- **TO DO**: The listing below must be repeated word for word, with its images excluded.
++++++
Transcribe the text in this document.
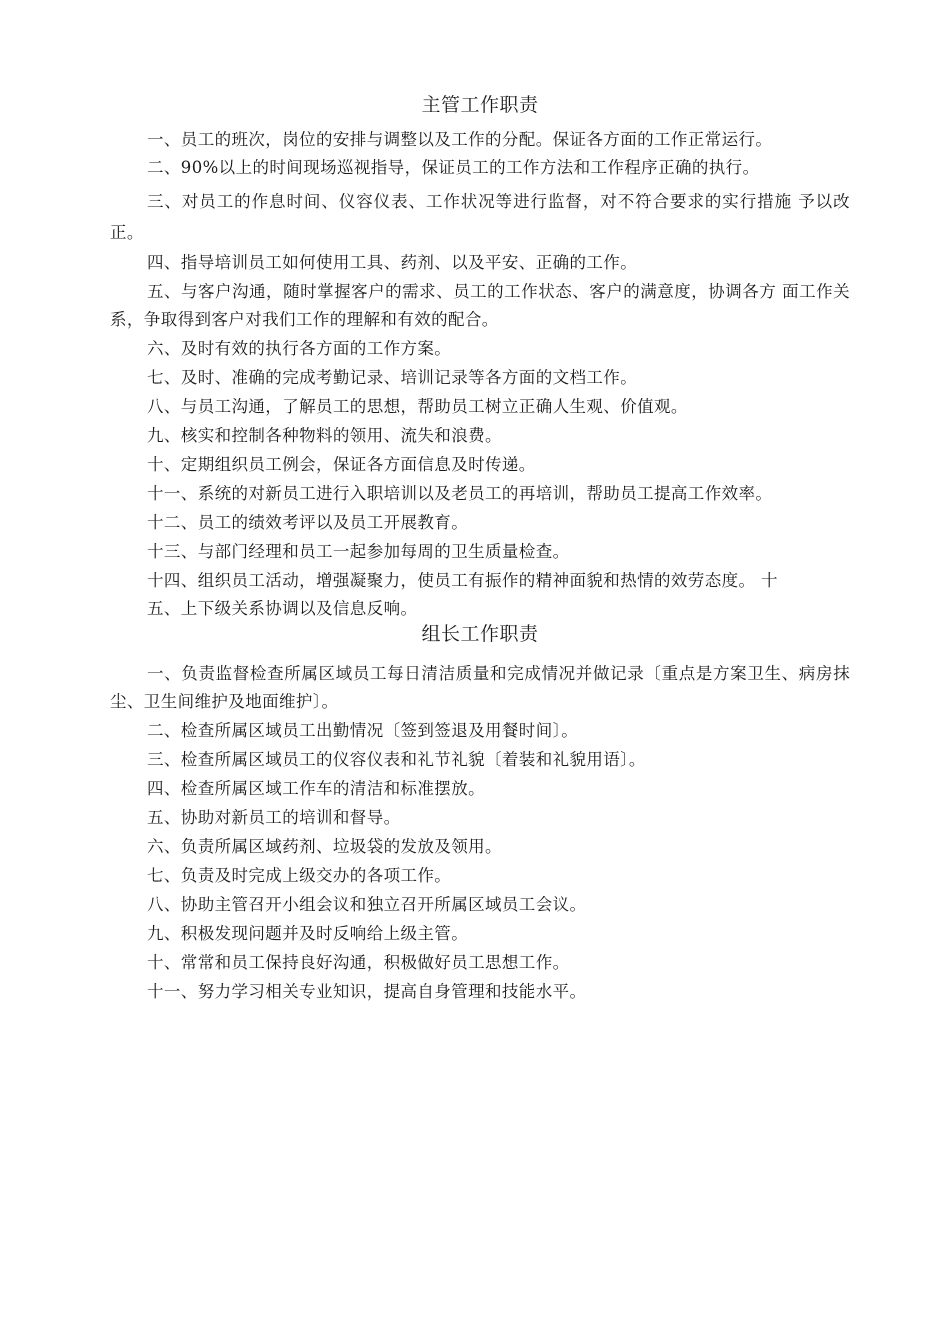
主管工作职责

一、员工的班次，岗位的安排与调整以及工作的分配。保证各方面的工作正常运行。

二、90%以上的时间现场巡视指导，保证员工的工作方法和工作程序正确的执行。

三、对员工的作息时间、仪容仪表、工作状况等进行监督，对不符合要求的实行措施 予以改正。

四、指导培训员工如何使用工具、药剂、以及平安、正确的工作。

五、与客户沟通，随时掌握客户的需求、员工的工作状态、客户的满意度，协调各方 面工作关系，争取得到客户对我们工作的理解和有效的配合。

六、及时有效的执行各方面的工作方案。

七、及时、准确的完成考勤记录、培训记录等各方面的文档工作。

八、与员工沟通，了解员工的思想，帮助员工树立正确人生观、价值观。

九、核实和控制各种物料的领用、流失和浪费。

十、定期组织员工例会，保证各方面信息及时传递。

十一、系统的对新员工进行入职培训以及老员工的再培训，帮助员工提高工作效率。

十二、员工的绩效考评以及员工开展教育。

十三、与部门经理和员工一起参加每周的卫生质量检查。

十四、组织员工活动，增强凝聚力，使员工有振作的精神面貌和热情的效劳态度。 十

五、上下级关系协调以及信息反响。

组长工作职责

一、负责监督检查所属区域员工每日清洁质量和完成情况并做记录〔重点是方案卫生、病房抹尘、卫生间维护及地面维护〕。

二、检查所属区域员工出勤情况〔签到签退及用餐时间〕。

三、检查所属区域员工的仪容仪表和礼节礼貌〔着装和礼貌用语〕。

四、检查所属区域工作车的清洁和标准摆放。

五、协助对新员工的培训和督导。

六、负责所属区域药剂、垃圾袋的发放及领用。

七、负责及时完成上级交办的各项工作。

八、协助主管召开小组会议和独立召开所属区域员工会议。

九、积极发现问题并及时反响给上级主管。

十、常常和员工保持良好沟通，积极做好员工思想工作。

十一、努力学习相关专业知识，提高自身管理和技能水平。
++++++
- **COMPLETED TASK**:
Transcribe the text in this document.
主管工作职责

一、员工的班次，岗位的安排与调整以及工作的分配。保证各方面的工作正常运行。

二、90%以上的时间现场巡视指导，保证员工的工作方法和工作程序正确的执行。

三、对员工的作息时间、仪容仪表、工作状况等进行监督，对不符合要求的实行措施 予以改正。

四、指导培训员工如何使用工具、药剂、以及平安、正确的工作。

五、与客户沟通，随时掌握客户的需求、员工的工作状态、客户的满意度，协调各方 面工作关系，争取得到客户对我们工作的理解和有效的配合。

六、及时有效的执行各方面的工作方案。

七、及时、准确的完成考勤记录、培训记录等各方面的文档工作。

八、与员工沟通，了解员工的思想，帮助员工树立正确人生观、价值观。

九、核实和控制各种物料的领用、流失和浪费。

十、定期组织员工例会，保证各方面信息及时传递。

十一、系统的对新员工进行入职培训以及老员工的再培训，帮助员工提高工作效率。

十二、员工的绩效考评以及员工开展教育。

十三、与部门经理和员工一起参加每周的卫生质量检查。

十四、组织员工活动，增强凝聚力，使员工有振作的精神面貌和热情的效劳态度。 十

五、上下级关系协调以及信息反响。

组长工作职责

一、负责监督检查所属区域员工每日清洁质量和完成情况并做记录〔重点是方案卫生、病房抹尘、卫生间维护及地面维护〕。

二、检查所属区域员工出勤情况〔签到签退及用餐时间〕。

三、检查所属区域员工的仪容仪表和礼节礼貌〔着装和礼貌用语〕。

四、检查所属区域工作车的清洁和标准摆放。

五、协助对新员工的培训和督导。

六、负责所属区域药剂、垃圾袋的发放及领用。

七、负责及时完成上级交办的各项工作。

八、协助主管召开小组会议和独立召开所属区域员工会议。

九、积极发现问题并及时反响给上级主管。

十、常常和员工保持良好沟通，积极做好员工思想工作。

十一、努力学习相关专业知识，提高自身管理和技能水平。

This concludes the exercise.